# Task objective
Reproduce every line of the listing as written, apart from the pictures.
>> start Records to process
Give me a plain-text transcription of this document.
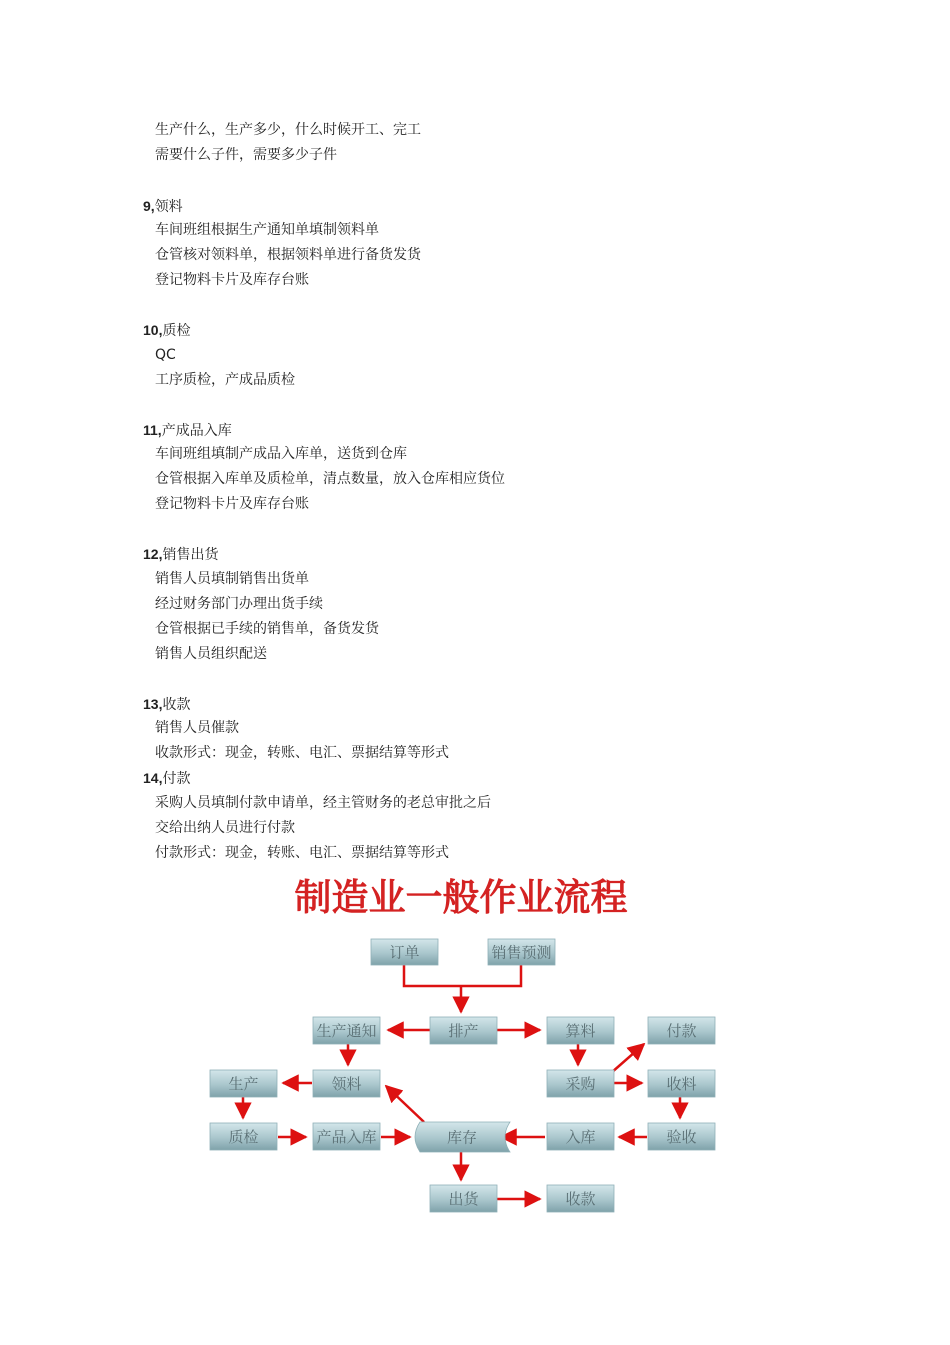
生产什么，生产多少，什么时候开工、完工
需要什么子件，需要多少子件
9,领料
车间班组根据生产通知单填制领料单
仓管核对领料单，根据领料单进行备货发货
登记物料卡片及库存台账
10,质检
QC
工序质检，产成品质检
11,产成品入库
车间班组填制产成品入库单，送货到仓库
仓管根据入库单及质检单，清点数量，放入仓库相应货位
登记物料卡片及库存台账
12,销售出货
销售人员填制销售出货单
经过财务部门办理出货手续
仓管根据已手续的销售单，备货发货
销售人员组织配送
13,收款
销售人员催款
收款形式：现金，转账、电汇、票据结算等形式
14,付款
采购人员填制付款申请单，经主管财务的老总审批之后
交给出纳人员进行付款
付款形式：现金，转账、电汇、票据结算等形式
制造业一般作业流程
订单	销售预测
排产
生产通知	算料	付款
领料
生产	采购	收料
质检	产品入库	库存	入库	验收
出货	收款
>> end Records to process
# Correct response
Give me a plain-text transcription of this document.
生产什么，生产多少，什么时候开工、完工
需要什么子件，需要多少子件
9,领料
车间班组根据生产通知单填制领料单
仓管核对领料单，根据领料单进行备货发货
登记物料卡片及库存台账
10,质检
QC
工序质检，产成品质检
11,产成品入库
车间班组填制产成品入库单，送货到仓库
仓管根据入库单及质检单，清点数量，放入仓库相应货位
登记物料卡片及库存台账
12,销售出货
销售人员填制销售出货单
经过财务部门办理出货手续
仓管根据已手续的销售单，备货发货
销售人员组织配送
13,收款
销售人员催款
收款形式：现金，转账、电汇、票据结算等形式
14,付款
采购人员填制付款申请单，经主管财务的老总审批之后
交给出纳人员进行付款
付款形式：现金，转账、电汇、票据结算等形式
制造业一般作业流程
订单	销售预测
排产
生产通知	算料	付款
领料
生产	采购	收料
质检	产品入库	库存	入库	验收
出货	收款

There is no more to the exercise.